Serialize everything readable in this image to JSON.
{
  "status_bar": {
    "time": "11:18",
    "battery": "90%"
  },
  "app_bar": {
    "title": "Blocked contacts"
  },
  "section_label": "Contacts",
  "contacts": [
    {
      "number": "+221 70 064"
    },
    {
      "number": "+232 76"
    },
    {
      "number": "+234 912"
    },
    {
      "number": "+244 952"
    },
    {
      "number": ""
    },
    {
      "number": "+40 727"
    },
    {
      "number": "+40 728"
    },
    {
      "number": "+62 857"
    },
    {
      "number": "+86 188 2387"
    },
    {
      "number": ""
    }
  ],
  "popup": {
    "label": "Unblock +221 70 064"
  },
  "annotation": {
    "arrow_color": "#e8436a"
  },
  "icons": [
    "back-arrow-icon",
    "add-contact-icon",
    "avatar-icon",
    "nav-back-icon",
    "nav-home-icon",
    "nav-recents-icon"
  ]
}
★ ★ ★ ★
INSTRUCTIONS TO FOLLOW: Reproduce each line verbatim.

ANSWER:
Serialize everything readable in this image to JSON.
{
  "status_bar": {
    "time": "11:18",
    "battery": "90%"
  },
  "app_bar": {
    "title": "Blocked contacts"
  },
  "section_label": "Contacts",
  "contacts": [
    {
      "number": "+221 70 064"
    },
    {
      "number": "+232 76"
    },
    {
      "number": "+234 912"
    },
    {
      "number": "+244 952"
    },
    {
      "number": ""
    },
    {
      "number": "+40 727"
    },
    {
      "number": "+40 728"
    },
    {
      "number": "+62 857"
    },
    {
      "number": "+86 188 2387"
    },
    {
      "number": ""
    }
  ],
  "popup": {
    "label": "Unblock +221 70 064"
  },
  "annotation": {
    "arrow_color": "#e8436a"
  },
  "icons": [
    "back-arrow-icon",
    "add-contact-icon",
    "avatar-icon",
    "nav-back-icon",
    "nav-home-icon",
    "nav-recents-icon"
  ]
}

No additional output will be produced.